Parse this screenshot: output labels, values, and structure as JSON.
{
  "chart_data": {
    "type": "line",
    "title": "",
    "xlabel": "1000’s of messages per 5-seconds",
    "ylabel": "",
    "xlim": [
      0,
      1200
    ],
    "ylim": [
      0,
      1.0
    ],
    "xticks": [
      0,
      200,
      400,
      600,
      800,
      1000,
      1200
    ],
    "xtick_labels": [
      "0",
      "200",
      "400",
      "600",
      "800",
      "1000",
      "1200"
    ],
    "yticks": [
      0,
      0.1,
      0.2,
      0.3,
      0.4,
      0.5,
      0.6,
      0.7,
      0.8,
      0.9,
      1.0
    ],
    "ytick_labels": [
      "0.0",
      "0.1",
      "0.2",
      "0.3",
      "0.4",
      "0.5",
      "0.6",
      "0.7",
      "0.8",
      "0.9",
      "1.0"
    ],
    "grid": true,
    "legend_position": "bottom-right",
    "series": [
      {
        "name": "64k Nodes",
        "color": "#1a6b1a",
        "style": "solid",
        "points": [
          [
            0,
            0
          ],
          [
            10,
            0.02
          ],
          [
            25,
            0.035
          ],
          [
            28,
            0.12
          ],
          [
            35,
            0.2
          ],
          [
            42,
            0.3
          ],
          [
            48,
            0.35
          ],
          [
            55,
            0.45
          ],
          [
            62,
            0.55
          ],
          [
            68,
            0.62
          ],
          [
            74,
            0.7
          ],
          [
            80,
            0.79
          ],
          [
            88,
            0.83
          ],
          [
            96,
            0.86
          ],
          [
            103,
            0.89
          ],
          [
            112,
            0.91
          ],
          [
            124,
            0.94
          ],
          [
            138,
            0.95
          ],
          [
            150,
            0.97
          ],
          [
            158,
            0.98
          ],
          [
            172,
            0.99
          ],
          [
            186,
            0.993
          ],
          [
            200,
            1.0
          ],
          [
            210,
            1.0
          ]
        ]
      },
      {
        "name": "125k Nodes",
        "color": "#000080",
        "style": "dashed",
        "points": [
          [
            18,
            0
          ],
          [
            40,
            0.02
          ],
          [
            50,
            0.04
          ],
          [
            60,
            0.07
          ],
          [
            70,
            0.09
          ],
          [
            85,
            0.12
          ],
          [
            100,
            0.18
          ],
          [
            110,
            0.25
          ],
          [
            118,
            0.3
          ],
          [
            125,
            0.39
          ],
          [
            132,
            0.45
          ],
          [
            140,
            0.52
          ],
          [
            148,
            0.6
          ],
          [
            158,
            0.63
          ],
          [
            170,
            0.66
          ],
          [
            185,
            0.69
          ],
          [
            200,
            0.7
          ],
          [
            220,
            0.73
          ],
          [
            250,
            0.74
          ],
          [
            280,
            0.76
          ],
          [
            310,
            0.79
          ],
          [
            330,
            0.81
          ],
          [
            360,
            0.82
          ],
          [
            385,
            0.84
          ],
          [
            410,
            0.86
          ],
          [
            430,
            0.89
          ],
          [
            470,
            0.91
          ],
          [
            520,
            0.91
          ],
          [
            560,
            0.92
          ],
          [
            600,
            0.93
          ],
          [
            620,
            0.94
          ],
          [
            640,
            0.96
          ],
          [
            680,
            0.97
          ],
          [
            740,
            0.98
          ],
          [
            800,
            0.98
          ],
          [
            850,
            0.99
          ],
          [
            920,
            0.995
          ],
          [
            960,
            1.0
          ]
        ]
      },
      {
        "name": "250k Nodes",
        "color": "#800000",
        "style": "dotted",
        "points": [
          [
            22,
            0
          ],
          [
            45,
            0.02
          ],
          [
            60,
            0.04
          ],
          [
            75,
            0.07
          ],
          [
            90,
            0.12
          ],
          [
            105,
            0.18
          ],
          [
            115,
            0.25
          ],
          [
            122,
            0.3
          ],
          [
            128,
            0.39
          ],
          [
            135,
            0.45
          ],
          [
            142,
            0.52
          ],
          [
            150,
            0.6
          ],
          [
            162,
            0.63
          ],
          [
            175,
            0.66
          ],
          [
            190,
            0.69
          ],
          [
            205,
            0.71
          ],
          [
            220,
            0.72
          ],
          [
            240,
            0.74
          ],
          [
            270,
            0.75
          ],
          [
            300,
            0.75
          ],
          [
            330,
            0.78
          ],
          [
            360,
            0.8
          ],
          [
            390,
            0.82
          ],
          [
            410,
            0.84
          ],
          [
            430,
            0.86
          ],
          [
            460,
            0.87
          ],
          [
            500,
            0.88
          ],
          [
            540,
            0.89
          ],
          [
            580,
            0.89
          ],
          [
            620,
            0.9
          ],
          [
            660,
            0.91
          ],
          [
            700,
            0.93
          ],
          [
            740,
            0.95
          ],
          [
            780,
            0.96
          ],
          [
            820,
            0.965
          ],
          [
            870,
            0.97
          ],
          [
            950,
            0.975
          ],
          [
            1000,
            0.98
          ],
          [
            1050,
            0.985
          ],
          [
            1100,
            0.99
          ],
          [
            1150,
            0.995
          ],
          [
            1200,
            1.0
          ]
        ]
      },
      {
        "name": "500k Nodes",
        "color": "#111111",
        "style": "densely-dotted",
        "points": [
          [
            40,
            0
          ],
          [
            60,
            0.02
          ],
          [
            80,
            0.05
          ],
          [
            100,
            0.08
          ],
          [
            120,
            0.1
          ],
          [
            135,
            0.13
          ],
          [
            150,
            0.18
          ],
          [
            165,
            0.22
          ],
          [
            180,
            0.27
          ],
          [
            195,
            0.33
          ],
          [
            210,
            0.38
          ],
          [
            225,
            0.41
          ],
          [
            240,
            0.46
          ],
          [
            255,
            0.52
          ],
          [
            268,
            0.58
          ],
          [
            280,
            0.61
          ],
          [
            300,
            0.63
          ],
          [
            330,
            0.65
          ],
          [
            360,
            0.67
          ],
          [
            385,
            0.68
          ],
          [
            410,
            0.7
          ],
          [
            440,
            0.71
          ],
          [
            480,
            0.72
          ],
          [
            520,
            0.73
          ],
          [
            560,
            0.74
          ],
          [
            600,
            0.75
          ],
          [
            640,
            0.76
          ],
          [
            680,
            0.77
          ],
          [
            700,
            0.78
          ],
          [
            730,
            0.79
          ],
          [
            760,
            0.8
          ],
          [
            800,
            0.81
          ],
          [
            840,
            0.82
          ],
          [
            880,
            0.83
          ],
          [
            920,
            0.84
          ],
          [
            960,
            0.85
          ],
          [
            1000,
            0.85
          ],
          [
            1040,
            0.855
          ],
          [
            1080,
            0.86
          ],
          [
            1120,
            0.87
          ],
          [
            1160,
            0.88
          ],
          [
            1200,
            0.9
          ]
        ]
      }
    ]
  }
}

···

Given request: Restate each entry exactly, skipping none.

Task result:
Parse this screenshot: output labels, values, and structure as JSON.
{
  "chart_data": {
    "type": "line",
    "title": "",
    "xlabel": "1000’s of messages per 5-seconds",
    "ylabel": "",
    "xlim": [
      0,
      1200
    ],
    "ylim": [
      0,
      1.0
    ],
    "xticks": [
      0,
      200,
      400,
      600,
      800,
      1000,
      1200
    ],
    "xtick_labels": [
      "0",
      "200",
      "400",
      "600",
      "800",
      "1000",
      "1200"
    ],
    "yticks": [
      0,
      0.1,
      0.2,
      0.3,
      0.4,
      0.5,
      0.6,
      0.7,
      0.8,
      0.9,
      1.0
    ],
    "ytick_labels": [
      "0.0",
      "0.1",
      "0.2",
      "0.3",
      "0.4",
      "0.5",
      "0.6",
      "0.7",
      "0.8",
      "0.9",
      "1.0"
    ],
    "grid": true,
    "legend_position": "bottom-right",
    "series": [
      {
        "name": "64k Nodes",
        "color": "#1a6b1a",
        "style": "solid",
        "points": [
          [
            0,
            0
          ],
          [
            10,
            0.02
          ],
          [
            25,
            0.035
          ],
          [
            28,
            0.12
          ],
          [
            35,
            0.2
          ],
          [
            42,
            0.3
          ],
          [
            48,
            0.35
          ],
          [
            55,
            0.45
          ],
          [
            62,
            0.55
          ],
          [
            68,
            0.62
          ],
          [
            74,
            0.7
          ],
          [
            80,
            0.79
          ],
          [
            88,
            0.83
          ],
          [
            96,
            0.86
          ],
          [
            103,
            0.89
          ],
          [
            112,
            0.91
          ],
          [
            124,
            0.94
          ],
          [
            138,
            0.95
          ],
          [
            150,
            0.97
          ],
          [
            158,
            0.98
          ],
          [
            172,
            0.99
          ],
          [
            186,
            0.993
          ],
          [
            200,
            1.0
          ],
          [
            210,
            1.0
          ]
        ]
      },
      {
        "name": "125k Nodes",
        "color": "#000080",
        "style": "dashed",
        "points": [
          [
            18,
            0
          ],
          [
            40,
            0.02
          ],
          [
            50,
            0.04
          ],
          [
            60,
            0.07
          ],
          [
            70,
            0.09
          ],
          [
            85,
            0.12
          ],
          [
            100,
            0.18
          ],
          [
            110,
            0.25
          ],
          [
            118,
            0.3
          ],
          [
            125,
            0.39
          ],
          [
            132,
            0.45
          ],
          [
            140,
            0.52
          ],
          [
            148,
            0.6
          ],
          [
            158,
            0.63
          ],
          [
            170,
            0.66
          ],
          [
            185,
            0.69
          ],
          [
            200,
            0.7
          ],
          [
            220,
            0.73
          ],
          [
            250,
            0.74
          ],
          [
            280,
            0.76
          ],
          [
            310,
            0.79
          ],
          [
            330,
            0.81
          ],
          [
            360,
            0.82
          ],
          [
            385,
            0.84
          ],
          [
            410,
            0.86
          ],
          [
            430,
            0.89
          ],
          [
            470,
            0.91
          ],
          [
            520,
            0.91
          ],
          [
            560,
            0.92
          ],
          [
            600,
            0.93
          ],
          [
            620,
            0.94
          ],
          [
            640,
            0.96
          ],
          [
            680,
            0.97
          ],
          [
            740,
            0.98
          ],
          [
            800,
            0.98
          ],
          [
            850,
            0.99
          ],
          [
            920,
            0.995
          ],
          [
            960,
            1.0
          ]
        ]
      },
      {
        "name": "250k Nodes",
        "color": "#800000",
        "style": "dotted",
        "points": [
          [
            22,
            0
          ],
          [
            45,
            0.02
          ],
          [
            60,
            0.04
          ],
          [
            75,
            0.07
          ],
          [
            90,
            0.12
          ],
          [
            105,
            0.18
          ],
          [
            115,
            0.25
          ],
          [
            122,
            0.3
          ],
          [
            128,
            0.39
          ],
          [
            135,
            0.45
          ],
          [
            142,
            0.52
          ],
          [
            150,
            0.6
          ],
          [
            162,
            0.63
          ],
          [
            175,
            0.66
          ],
          [
            190,
            0.69
          ],
          [
            205,
            0.71
          ],
          [
            220,
            0.72
          ],
          [
            240,
            0.74
          ],
          [
            270,
            0.75
          ],
          [
            300,
            0.75
          ],
          [
            330,
            0.78
          ],
          [
            360,
            0.8
          ],
          [
            390,
            0.82
          ],
          [
            410,
            0.84
          ],
          [
            430,
            0.86
          ],
          [
            460,
            0.87
          ],
          [
            500,
            0.88
          ],
          [
            540,
            0.89
          ],
          [
            580,
            0.89
          ],
          [
            620,
            0.9
          ],
          [
            660,
            0.91
          ],
          [
            700,
            0.93
          ],
          [
            740,
            0.95
          ],
          [
            780,
            0.96
          ],
          [
            820,
            0.965
          ],
          [
            870,
            0.97
          ],
          [
            950,
            0.975
          ],
          [
            1000,
            0.98
          ],
          [
            1050,
            0.985
          ],
          [
            1100,
            0.99
          ],
          [
            1150,
            0.995
          ],
          [
            1200,
            1.0
          ]
        ]
      },
      {
        "name": "500k Nodes",
        "color": "#111111",
        "style": "densely-dotted",
        "points": [
          [
            40,
            0
          ],
          [
            60,
            0.02
          ],
          [
            80,
            0.05
          ],
          [
            100,
            0.08
          ],
          [
            120,
            0.1
          ],
          [
            135,
            0.13
          ],
          [
            150,
            0.18
          ],
          [
            165,
            0.22
          ],
          [
            180,
            0.27
          ],
          [
            195,
            0.33
          ],
          [
            210,
            0.38
          ],
          [
            225,
            0.41
          ],
          [
            240,
            0.46
          ],
          [
            255,
            0.52
          ],
          [
            268,
            0.58
          ],
          [
            280,
            0.61
          ],
          [
            300,
            0.63
          ],
          [
            330,
            0.65
          ],
          [
            360,
            0.67
          ],
          [
            385,
            0.68
          ],
          [
            410,
            0.7
          ],
          [
            440,
            0.71
          ],
          [
            480,
            0.72
          ],
          [
            520,
            0.73
          ],
          [
            560,
            0.74
          ],
          [
            600,
            0.75
          ],
          [
            640,
            0.76
          ],
          [
            680,
            0.77
          ],
          [
            700,
            0.78
          ],
          [
            730,
            0.79
          ],
          [
            760,
            0.8
          ],
          [
            800,
            0.81
          ],
          [
            840,
            0.82
          ],
          [
            880,
            0.83
          ],
          [
            920,
            0.84
          ],
          [
            960,
            0.85
          ],
          [
            1000,
            0.85
          ],
          [
            1040,
            0.855
          ],
          [
            1080,
            0.86
          ],
          [
            1120,
            0.87
          ],
          [
            1160,
            0.88
          ],
          [
            1200,
            0.9
          ]
        ]
      }
    ]
  }
}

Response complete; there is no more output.